[Saved data entries]
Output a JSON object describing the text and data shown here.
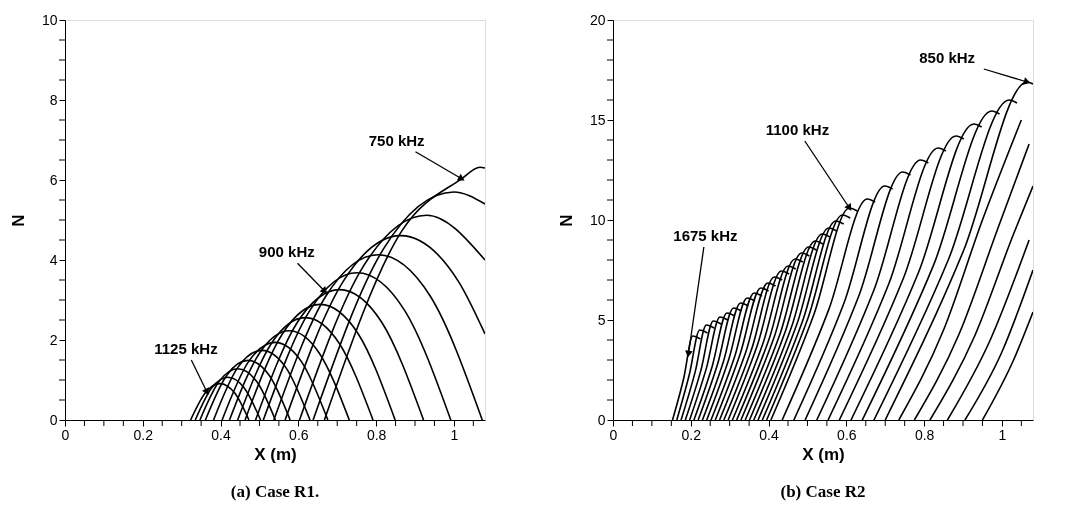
{
  "chart_data": [
    {
      "type": "line",
      "title": "(a) Case R1.",
      "xlabel": "X (m)",
      "ylabel": "N",
      "xlim": [
        0,
        1.08
      ],
      "xticks": [
        0,
        {
          "value": 0.05,
          "label": null
        },
        {
          "value": 0.1,
          "label": null
        },
        {
          "value": 0.15,
          "label": null
        },
        0.2,
        {
          "value": 0.25,
          "label": null
        },
        {
          "value": 0.3,
          "label": null
        },
        {
          "value": 0.35,
          "label": null
        },
        0.4,
        {
          "value": 0.45,
          "label": null
        },
        {
          "value": 0.5,
          "label": null
        },
        {
          "value": 0.55,
          "label": null
        },
        0.6,
        {
          "value": 0.65,
          "label": null
        },
        {
          "value": 0.7,
          "label": null
        },
        {
          "value": 0.75,
          "label": null
        },
        0.8,
        {
          "value": 0.85,
          "label": null
        },
        {
          "value": 0.9,
          "label": null
        },
        {
          "value": 0.95,
          "label": null
        },
        1,
        {
          "value": 1.05,
          "label": null
        }
      ],
      "ylim": [
        0,
        10
      ],
      "yticks": [
        0,
        {
          "value": 0.5,
          "label": null
        },
        {
          "value": 1,
          "label": null
        },
        {
          "value": 1.5,
          "label": null
        },
        2,
        {
          "value": 2.5,
          "label": null
        },
        {
          "value": 3,
          "label": null
        },
        {
          "value": 3.5,
          "label": null
        },
        4,
        {
          "value": 4.5,
          "label": null
        },
        {
          "value": 5,
          "label": null
        },
        {
          "value": 5.5,
          "label": null
        },
        6,
        {
          "value": 6.5,
          "label": null
        },
        {
          "value": 7,
          "label": null
        },
        {
          "value": 7.5,
          "label": null
        },
        8,
        {
          "value": 8.5,
          "label": null
        },
        {
          "value": 9,
          "label": null
        },
        {
          "value": 9.5,
          "label": null
        },
        10
      ],
      "annotations": [
        {
          "text": "1125 kHz",
          "x": 0.365,
          "y": 0.7
        },
        {
          "text": "900 kHz",
          "x": 0.668,
          "y": 3.22
        },
        {
          "text": "750 kHz",
          "x": 1.02,
          "y": 6.03
        }
      ],
      "series": [
        {
          "color": "#000000",
          "x": [
            0.667,
            0.867,
            1.02,
            1.067,
            1.08
          ],
          "values": [
            0,
            4.74,
            6.03,
            6.32,
            6.3
          ]
        },
        {
          "color": "#000000",
          "x": [
            0.638,
            0.819,
            1.0,
            1.08
          ],
          "values": [
            0,
            4.28,
            5.7,
            5.4
          ]
        },
        {
          "color": "#000000",
          "x": [
            0.603,
            0.767,
            0.93,
            1.08
          ],
          "values": [
            0,
            3.84,
            5.12,
            4.0
          ]
        },
        {
          "color": "#000000",
          "x": [
            0.566,
            0.715,
            0.863,
            1.012,
            1.08
          ],
          "values": [
            0,
            3.46,
            4.61,
            3.46,
            2.15
          ]
        },
        {
          "color": "#000000",
          "x": [
            0.537,
            0.671,
            0.805,
            0.939,
            1.073
          ],
          "values": [
            0,
            3.1,
            4.13,
            3.1,
            0
          ]
        },
        {
          "color": "#000000",
          "x": [
            0.51,
            0.631,
            0.751,
            0.872,
            0.992
          ],
          "values": [
            0,
            2.76,
            3.68,
            2.76,
            0
          ]
        },
        {
          "color": "#000000",
          "x": [
            0.49,
            0.598,
            0.706,
            0.814,
            0.922
          ],
          "values": [
            0,
            2.45,
            3.26,
            2.45,
            0
          ]
        },
        {
          "color": "#000000",
          "x": [
            0.463,
            0.56,
            0.656,
            0.753,
            0.849
          ],
          "values": [
            0,
            2.17,
            2.89,
            2.17,
            0
          ]
        },
        {
          "color": "#000000",
          "x": [
            0.444,
            0.531,
            0.618,
            0.705,
            0.792
          ],
          "values": [
            0,
            1.92,
            2.56,
            1.92,
            0
          ]
        },
        {
          "color": "#000000",
          "x": [
            0.423,
            0.5,
            0.577,
            0.654,
            0.731
          ],
          "values": [
            0,
            1.67,
            2.23,
            1.67,
            0
          ]
        },
        {
          "color": "#000000",
          "x": [
            0.404,
            0.472,
            0.54,
            0.608,
            0.676
          ],
          "values": [
            0,
            1.46,
            1.94,
            1.46,
            0
          ]
        },
        {
          "color": "#000000",
          "x": [
            0.382,
            0.444,
            0.506,
            0.568,
            0.63
          ],
          "values": [
            0,
            1.31,
            1.74,
            1.31,
            0
          ]
        },
        {
          "color": "#000000",
          "x": [
            0.361,
            0.416,
            0.47,
            0.525,
            0.579
          ],
          "values": [
            0,
            1.12,
            1.49,
            1.12,
            0
          ]
        },
        {
          "color": "#000000",
          "x": [
            0.347,
            0.396,
            0.444,
            0.493,
            0.541
          ],
          "values": [
            0,
            0.96,
            1.28,
            0.96,
            0
          ]
        },
        {
          "color": "#000000",
          "x": [
            0.335,
            0.377,
            0.419,
            0.461,
            0.503
          ],
          "values": [
            0,
            0.8,
            1.07,
            0.8,
            0
          ]
        },
        {
          "color": "#000000",
          "x": [
            0.323,
            0.361,
            0.398,
            0.436,
            0.473
          ],
          "values": [
            0,
            0.68,
            0.91,
            0.68,
            0
          ]
        }
      ]
    },
    {
      "type": "line",
      "title": "(b) Case R2",
      "xlabel": "X (m)",
      "ylabel": "N",
      "xlim": [
        0,
        1.08
      ],
      "xticks": [
        0,
        {
          "value": 0.05,
          "label": null
        },
        {
          "value": 0.1,
          "label": null
        },
        {
          "value": 0.15,
          "label": null
        },
        0.2,
        {
          "value": 0.25,
          "label": null
        },
        {
          "value": 0.3,
          "label": null
        },
        {
          "value": 0.35,
          "label": null
        },
        0.4,
        {
          "value": 0.45,
          "label": null
        },
        {
          "value": 0.5,
          "label": null
        },
        {
          "value": 0.55,
          "label": null
        },
        0.6,
        {
          "value": 0.65,
          "label": null
        },
        {
          "value": 0.7,
          "label": null
        },
        {
          "value": 0.75,
          "label": null
        },
        0.8,
        {
          "value": 0.85,
          "label": null
        },
        {
          "value": 0.9,
          "label": null
        },
        {
          "value": 0.95,
          "label": null
        },
        1,
        {
          "value": 1.05,
          "label": null
        }
      ],
      "ylim": [
        0,
        20
      ],
      "yticks": [
        0,
        {
          "value": 1,
          "label": null
        },
        {
          "value": 2,
          "label": null
        },
        {
          "value": 3,
          "label": null
        },
        {
          "value": 4,
          "label": null
        },
        5,
        {
          "value": 6,
          "label": null
        },
        {
          "value": 7,
          "label": null
        },
        {
          "value": 8,
          "label": null
        },
        {
          "value": 9,
          "label": null
        },
        10,
        {
          "value": 11,
          "label": null
        },
        {
          "value": 12,
          "label": null
        },
        {
          "value": 13,
          "label": null
        },
        {
          "value": 14,
          "label": null
        },
        15,
        {
          "value": 16,
          "label": null
        },
        {
          "value": 17,
          "label": null
        },
        {
          "value": 18,
          "label": null
        },
        {
          "value": 19,
          "label": null
        },
        20
      ],
      "annotations": [
        {
          "text": "1675 kHz",
          "x": 0.194,
          "y": 3.3
        },
        {
          "text": "1100 kHz",
          "x": 0.608,
          "y": 10.6
        },
        {
          "text": "850 kHz",
          "x": 1.065,
          "y": 16.9
        }
      ],
      "series": [
        {
          "color": "#000000",
          "x": [
            0.153,
            0.182,
            0.205,
            0.225
          ],
          "values": [
            0,
            2.1,
            4.2,
            4.05
          ]
        },
        {
          "color": "#000000",
          "x": [
            0.164,
            0.196,
            0.223,
            0.243
          ],
          "values": [
            0,
            2.25,
            4.5,
            4.35
          ]
        },
        {
          "color": "#000000",
          "x": [
            0.175,
            0.211,
            0.24,
            0.26
          ],
          "values": [
            0,
            2.38,
            4.75,
            4.6
          ]
        },
        {
          "color": "#000000",
          "x": [
            0.186,
            0.226,
            0.258,
            0.278
          ],
          "values": [
            0,
            2.48,
            4.95,
            4.8
          ]
        },
        {
          "color": "#000000",
          "x": [
            0.197,
            0.24,
            0.275,
            0.295
          ],
          "values": [
            0,
            2.58,
            5.15,
            5.0
          ]
        },
        {
          "color": "#000000",
          "x": [
            0.208,
            0.255,
            0.293,
            0.313
          ],
          "values": [
            0,
            2.68,
            5.35,
            5.2
          ]
        },
        {
          "color": "#000000",
          "x": [
            0.219,
            0.269,
            0.31,
            0.33
          ],
          "values": [
            0,
            2.8,
            5.6,
            5.45
          ]
        },
        {
          "color": "#000000",
          "x": [
            0.23,
            0.284,
            0.328,
            0.348
          ],
          "values": [
            0,
            2.93,
            5.85,
            5.7
          ]
        },
        {
          "color": "#000000",
          "x": [
            0.241,
            0.298,
            0.345,
            0.365
          ],
          "values": [
            0,
            3.05,
            6.1,
            5.95
          ]
        },
        {
          "color": "#000000",
          "x": [
            0.252,
            0.313,
            0.363,
            0.383
          ],
          "values": [
            0,
            3.18,
            6.35,
            6.2
          ]
        },
        {
          "color": "#000000",
          "x": [
            0.263,
            0.327,
            0.38,
            0.4
          ],
          "values": [
            0,
            3.3,
            6.6,
            6.45
          ]
        },
        {
          "color": "#000000",
          "x": [
            0.274,
            0.342,
            0.398,
            0.418
          ],
          "values": [
            0,
            3.43,
            6.85,
            6.7
          ]
        },
        {
          "color": "#000000",
          "x": [
            0.285,
            0.357,
            0.415,
            0.435
          ],
          "values": [
            0,
            3.58,
            7.15,
            7.0
          ]
        },
        {
          "color": "#000000",
          "x": [
            0.296,
            0.371,
            0.433,
            0.453
          ],
          "values": [
            0,
            3.73,
            7.45,
            7.3
          ]
        },
        {
          "color": "#000000",
          "x": [
            0.307,
            0.386,
            0.45,
            0.47
          ],
          "values": [
            0,
            3.85,
            7.7,
            7.55
          ]
        },
        {
          "color": "#000000",
          "x": [
            0.318,
            0.401,
            0.468,
            0.488
          ],
          "values": [
            0,
            4.03,
            8.05,
            7.9
          ]
        },
        {
          "color": "#000000",
          "x": [
            0.329,
            0.415,
            0.485,
            0.505
          ],
          "values": [
            0,
            4.18,
            8.35,
            8.2
          ]
        },
        {
          "color": "#000000",
          "x": [
            0.34,
            0.43,
            0.503,
            0.523
          ],
          "values": [
            0,
            4.33,
            8.65,
            8.5
          ]
        },
        {
          "color": "#000000",
          "x": [
            0.351,
            0.444,
            0.52,
            0.54
          ],
          "values": [
            0,
            4.48,
            8.95,
            8.8
          ]
        },
        {
          "color": "#000000",
          "x": [
            0.362,
            0.459,
            0.538,
            0.558
          ],
          "values": [
            0,
            4.65,
            9.3,
            9.15
          ]
        },
        {
          "color": "#000000",
          "x": [
            0.373,
            0.473,
            0.555,
            0.575
          ],
          "values": [
            0,
            4.8,
            9.6,
            9.45
          ]
        },
        {
          "color": "#000000",
          "x": [
            0.384,
            0.488,
            0.573,
            0.593
          ],
          "values": [
            0,
            4.98,
            9.95,
            9.8
          ]
        },
        {
          "color": "#000000",
          "x": [
            0.395,
            0.502,
            0.59,
            0.61
          ],
          "values": [
            0,
            5.13,
            10.25,
            10.1
          ]
        },
        {
          "color": "#000000",
          "x": [
            0.406,
            0.517,
            0.608,
            0.628
          ],
          "values": [
            0,
            5.3,
            10.6,
            10.45
          ]
        },
        {
          "color": "#000000",
          "x": [
            0.435,
            0.555,
            0.654,
            0.674
          ],
          "values": [
            0,
            5.53,
            11.05,
            10.9
          ]
        },
        {
          "color": "#000000",
          "x": [
            0.465,
            0.594,
            0.699,
            0.719
          ],
          "values": [
            0,
            5.85,
            11.7,
            11.55
          ]
        },
        {
          "color": "#000000",
          "x": [
            0.494,
            0.632,
            0.745,
            0.765
          ],
          "values": [
            0,
            6.2,
            12.4,
            12.25
          ]
        },
        {
          "color": "#000000",
          "x": [
            0.524,
            0.671,
            0.791,
            0.811
          ],
          "values": [
            0,
            6.5,
            13.0,
            12.85
          ]
        },
        {
          "color": "#000000",
          "x": [
            0.553,
            0.709,
            0.836,
            0.856
          ],
          "values": [
            0,
            6.8,
            13.6,
            13.45
          ]
        },
        {
          "color": "#000000",
          "x": [
            0.582,
            0.747,
            0.882,
            0.902
          ],
          "values": [
            0,
            7.1,
            14.2,
            14.05
          ]
        },
        {
          "color": "#000000",
          "x": [
            0.612,
            0.786,
            0.928,
            0.948
          ],
          "values": [
            0,
            7.4,
            14.8,
            14.65
          ]
        },
        {
          "color": "#000000",
          "x": [
            0.641,
            0.824,
            0.974,
            0.994
          ],
          "values": [
            0,
            7.73,
            15.45,
            15.3
          ]
        },
        {
          "color": "#000000",
          "x": [
            0.671,
            0.862,
            1.019,
            1.039
          ],
          "values": [
            0,
            8.0,
            16.0,
            15.85
          ]
        },
        {
          "color": "#000000",
          "x": [
            0.7,
            0.901,
            1.065,
            1.08
          ],
          "values": [
            0,
            8.45,
            16.9,
            16.8
          ]
        },
        {
          "color": "#000000",
          "x": [
            0.735,
            0.85,
            0.95,
            1.05
          ],
          "values": [
            0,
            4.5,
            10.0,
            15.0
          ]
        },
        {
          "color": "#000000",
          "x": [
            0.775,
            0.89,
            0.99,
            1.07
          ],
          "values": [
            0,
            4.3,
            9.6,
            13.8
          ]
        },
        {
          "color": "#000000",
          "x": [
            0.815,
            0.93,
            1.03,
            1.08
          ],
          "values": [
            0,
            4.2,
            9.3,
            11.7
          ]
        },
        {
          "color": "#000000",
          "x": [
            0.86,
            0.97,
            1.07
          ],
          "values": [
            0,
            4.0,
            9.0
          ]
        },
        {
          "color": "#000000",
          "x": [
            0.905,
            1.0,
            1.08
          ],
          "values": [
            0,
            3.4,
            7.5
          ]
        },
        {
          "color": "#000000",
          "x": [
            0.95,
            1.03,
            1.08
          ],
          "values": [
            0,
            3.0,
            5.4
          ]
        }
      ]
    }
  ]
}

§ **Problem details**
Gather up the lines that contain the word "text".

§ **Complete answer**
Output a JSON object describing the text and data shown here.
          "text": "1125 kHz",
          "text": "900 kHz",
          "text": "750 kHz",
          "text": "1675 kHz",
          "text": "1100 kHz",
          "text": "850 kHz",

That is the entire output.